# Exercise
Copy out the lines below that hold the word "Trend".

[Extracted data entries]
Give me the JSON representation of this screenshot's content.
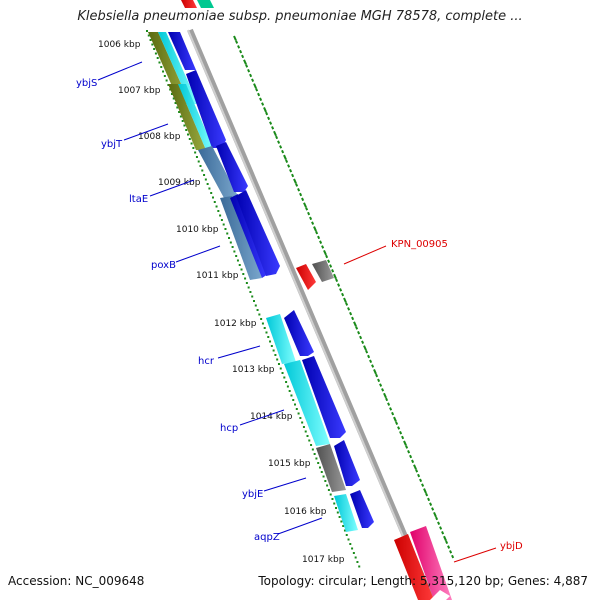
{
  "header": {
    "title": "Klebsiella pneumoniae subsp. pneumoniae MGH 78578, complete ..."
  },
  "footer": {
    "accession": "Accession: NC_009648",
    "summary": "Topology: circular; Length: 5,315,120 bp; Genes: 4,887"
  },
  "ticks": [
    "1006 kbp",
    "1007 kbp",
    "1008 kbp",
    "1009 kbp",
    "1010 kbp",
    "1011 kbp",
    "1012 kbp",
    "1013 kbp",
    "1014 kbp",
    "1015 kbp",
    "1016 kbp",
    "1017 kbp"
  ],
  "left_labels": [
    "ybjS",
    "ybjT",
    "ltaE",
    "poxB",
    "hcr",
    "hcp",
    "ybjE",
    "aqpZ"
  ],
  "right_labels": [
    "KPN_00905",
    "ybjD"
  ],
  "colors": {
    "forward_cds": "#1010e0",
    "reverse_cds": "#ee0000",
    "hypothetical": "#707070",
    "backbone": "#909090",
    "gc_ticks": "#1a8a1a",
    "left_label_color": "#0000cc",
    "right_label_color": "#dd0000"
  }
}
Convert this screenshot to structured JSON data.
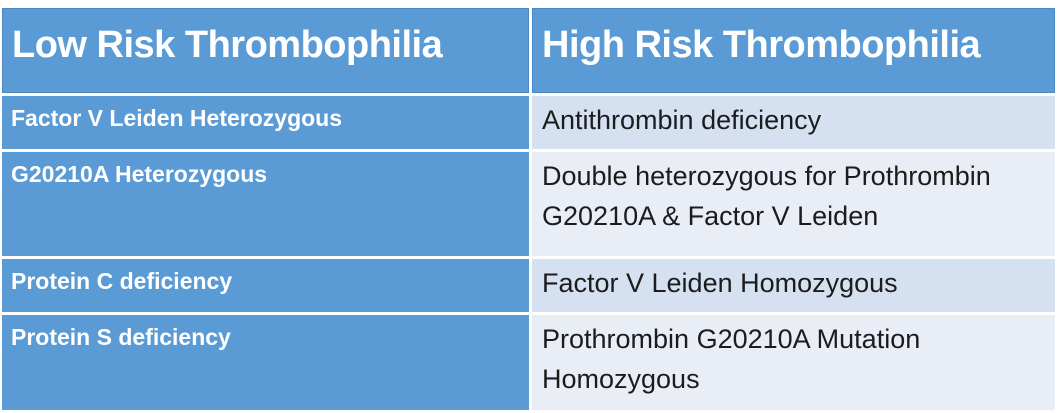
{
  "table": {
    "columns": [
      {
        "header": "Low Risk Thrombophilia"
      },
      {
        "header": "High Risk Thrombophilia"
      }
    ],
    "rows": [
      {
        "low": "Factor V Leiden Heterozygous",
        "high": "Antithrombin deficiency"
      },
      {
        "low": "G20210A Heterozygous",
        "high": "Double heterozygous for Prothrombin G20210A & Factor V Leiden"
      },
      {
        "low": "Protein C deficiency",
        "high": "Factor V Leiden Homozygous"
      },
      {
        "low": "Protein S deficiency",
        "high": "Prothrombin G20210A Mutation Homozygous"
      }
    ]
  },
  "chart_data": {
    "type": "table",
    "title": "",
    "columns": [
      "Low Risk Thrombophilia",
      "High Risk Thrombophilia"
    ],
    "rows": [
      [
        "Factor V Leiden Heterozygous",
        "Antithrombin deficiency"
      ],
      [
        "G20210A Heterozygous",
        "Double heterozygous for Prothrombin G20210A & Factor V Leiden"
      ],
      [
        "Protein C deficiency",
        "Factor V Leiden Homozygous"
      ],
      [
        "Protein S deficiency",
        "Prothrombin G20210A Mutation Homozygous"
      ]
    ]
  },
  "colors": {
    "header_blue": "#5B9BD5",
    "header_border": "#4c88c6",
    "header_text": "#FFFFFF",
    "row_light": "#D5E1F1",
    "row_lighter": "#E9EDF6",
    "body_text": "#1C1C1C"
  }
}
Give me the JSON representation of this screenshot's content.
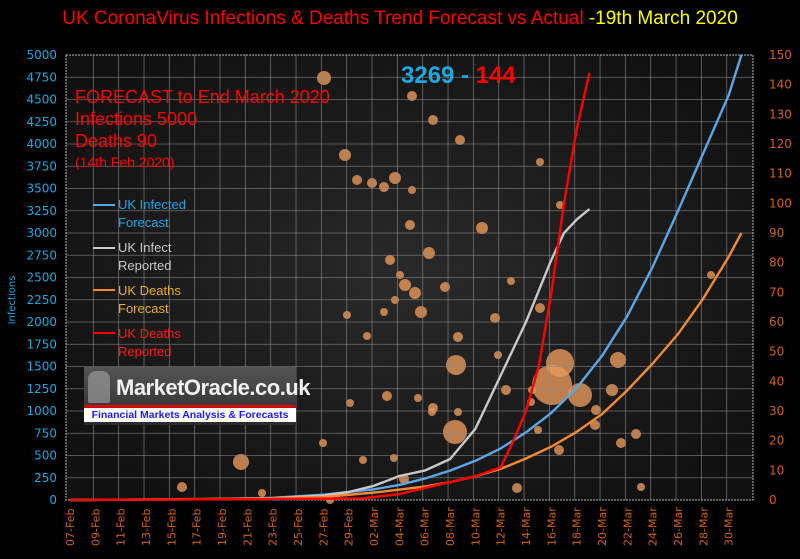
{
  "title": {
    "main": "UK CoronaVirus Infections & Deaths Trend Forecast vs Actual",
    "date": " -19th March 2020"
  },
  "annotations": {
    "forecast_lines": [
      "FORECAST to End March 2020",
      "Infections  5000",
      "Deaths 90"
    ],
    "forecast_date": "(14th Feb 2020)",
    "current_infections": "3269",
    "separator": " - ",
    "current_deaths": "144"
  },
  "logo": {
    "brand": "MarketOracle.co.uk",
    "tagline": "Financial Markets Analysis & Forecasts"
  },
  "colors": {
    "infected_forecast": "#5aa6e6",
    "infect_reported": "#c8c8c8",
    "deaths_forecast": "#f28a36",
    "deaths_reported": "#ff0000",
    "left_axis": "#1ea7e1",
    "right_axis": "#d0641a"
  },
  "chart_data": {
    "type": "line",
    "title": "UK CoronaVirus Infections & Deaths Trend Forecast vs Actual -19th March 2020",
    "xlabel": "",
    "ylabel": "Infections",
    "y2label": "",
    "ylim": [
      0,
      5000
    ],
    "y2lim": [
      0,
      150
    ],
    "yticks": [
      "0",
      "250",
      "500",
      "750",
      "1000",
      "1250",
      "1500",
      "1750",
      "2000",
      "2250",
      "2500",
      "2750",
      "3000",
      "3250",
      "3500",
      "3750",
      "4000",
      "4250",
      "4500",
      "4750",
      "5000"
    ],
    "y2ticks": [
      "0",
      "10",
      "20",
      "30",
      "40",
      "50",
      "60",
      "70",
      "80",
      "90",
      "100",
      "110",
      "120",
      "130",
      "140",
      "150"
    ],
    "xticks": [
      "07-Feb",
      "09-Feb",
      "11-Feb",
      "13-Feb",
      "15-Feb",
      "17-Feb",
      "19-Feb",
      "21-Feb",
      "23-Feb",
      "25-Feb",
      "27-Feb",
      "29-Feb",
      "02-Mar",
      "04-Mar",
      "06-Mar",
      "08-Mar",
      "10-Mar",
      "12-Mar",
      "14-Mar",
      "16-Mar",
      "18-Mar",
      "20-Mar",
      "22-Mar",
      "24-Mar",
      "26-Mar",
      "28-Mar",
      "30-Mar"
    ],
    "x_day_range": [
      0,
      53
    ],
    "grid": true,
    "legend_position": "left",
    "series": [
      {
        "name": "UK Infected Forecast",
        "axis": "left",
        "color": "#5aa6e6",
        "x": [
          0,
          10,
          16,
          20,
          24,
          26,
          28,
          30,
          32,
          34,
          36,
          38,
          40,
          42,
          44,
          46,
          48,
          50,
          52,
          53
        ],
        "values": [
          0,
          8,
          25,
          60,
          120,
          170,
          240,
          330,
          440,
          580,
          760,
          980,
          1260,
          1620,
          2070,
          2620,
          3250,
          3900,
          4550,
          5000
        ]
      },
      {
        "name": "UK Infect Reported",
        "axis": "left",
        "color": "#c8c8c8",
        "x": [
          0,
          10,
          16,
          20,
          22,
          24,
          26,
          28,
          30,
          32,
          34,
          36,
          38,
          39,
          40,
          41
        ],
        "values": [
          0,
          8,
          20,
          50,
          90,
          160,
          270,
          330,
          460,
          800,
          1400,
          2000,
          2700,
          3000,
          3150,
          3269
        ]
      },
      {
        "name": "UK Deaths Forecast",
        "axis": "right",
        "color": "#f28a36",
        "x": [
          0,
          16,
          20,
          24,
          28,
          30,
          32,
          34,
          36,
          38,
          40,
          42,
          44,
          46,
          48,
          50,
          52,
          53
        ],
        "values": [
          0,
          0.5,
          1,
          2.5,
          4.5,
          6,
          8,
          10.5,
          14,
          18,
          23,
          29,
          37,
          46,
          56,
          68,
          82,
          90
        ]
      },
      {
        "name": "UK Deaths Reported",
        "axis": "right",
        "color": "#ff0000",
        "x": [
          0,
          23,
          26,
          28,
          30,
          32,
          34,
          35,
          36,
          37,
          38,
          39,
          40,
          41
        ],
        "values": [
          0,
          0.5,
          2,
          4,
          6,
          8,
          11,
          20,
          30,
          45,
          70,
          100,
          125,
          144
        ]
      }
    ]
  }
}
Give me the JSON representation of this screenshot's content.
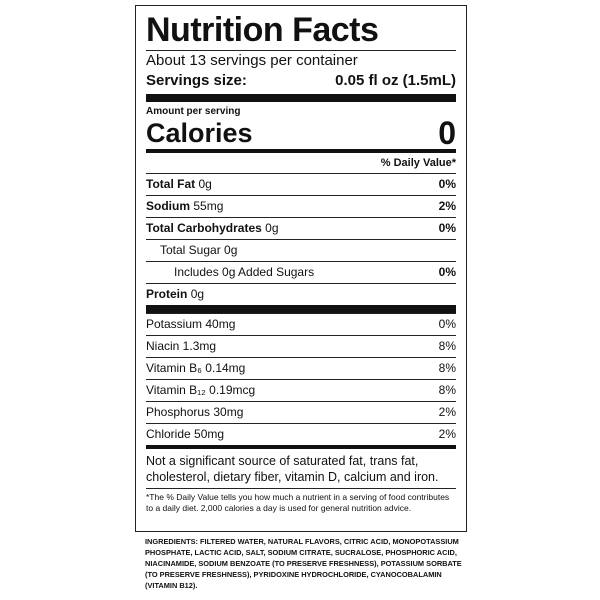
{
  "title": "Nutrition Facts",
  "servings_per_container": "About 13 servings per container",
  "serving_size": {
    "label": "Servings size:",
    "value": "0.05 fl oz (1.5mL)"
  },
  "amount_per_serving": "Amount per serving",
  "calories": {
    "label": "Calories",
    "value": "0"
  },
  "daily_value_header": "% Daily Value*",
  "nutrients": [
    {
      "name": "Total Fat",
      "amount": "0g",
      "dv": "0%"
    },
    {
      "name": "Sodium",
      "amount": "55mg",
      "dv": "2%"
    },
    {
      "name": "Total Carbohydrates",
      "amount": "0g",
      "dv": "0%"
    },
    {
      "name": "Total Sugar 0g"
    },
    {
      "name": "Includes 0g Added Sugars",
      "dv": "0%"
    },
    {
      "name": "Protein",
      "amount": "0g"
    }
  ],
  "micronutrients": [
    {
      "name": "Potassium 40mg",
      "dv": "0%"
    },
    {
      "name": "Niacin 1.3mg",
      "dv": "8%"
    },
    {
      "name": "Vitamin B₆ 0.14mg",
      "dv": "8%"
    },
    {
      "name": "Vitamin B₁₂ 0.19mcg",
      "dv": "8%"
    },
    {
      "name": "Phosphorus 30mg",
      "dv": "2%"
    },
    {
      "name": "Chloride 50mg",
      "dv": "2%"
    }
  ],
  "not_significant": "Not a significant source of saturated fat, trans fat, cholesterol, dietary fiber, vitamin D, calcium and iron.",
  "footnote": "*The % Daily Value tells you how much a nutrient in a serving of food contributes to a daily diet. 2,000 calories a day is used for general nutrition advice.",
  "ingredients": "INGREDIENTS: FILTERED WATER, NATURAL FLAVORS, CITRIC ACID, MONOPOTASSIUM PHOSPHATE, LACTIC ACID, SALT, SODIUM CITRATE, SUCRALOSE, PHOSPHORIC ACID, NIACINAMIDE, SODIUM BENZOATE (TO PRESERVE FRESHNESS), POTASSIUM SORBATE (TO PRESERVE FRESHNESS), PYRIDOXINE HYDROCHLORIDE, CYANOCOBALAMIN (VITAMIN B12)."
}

# Solution to the problem
    "main": "UK CoronaVirus Infections & Deaths Trend Forecast vs Actual",
    "title": "UK CoronaVirus Infections & Deaths Trend Forecast vs Actual -19th March 2020",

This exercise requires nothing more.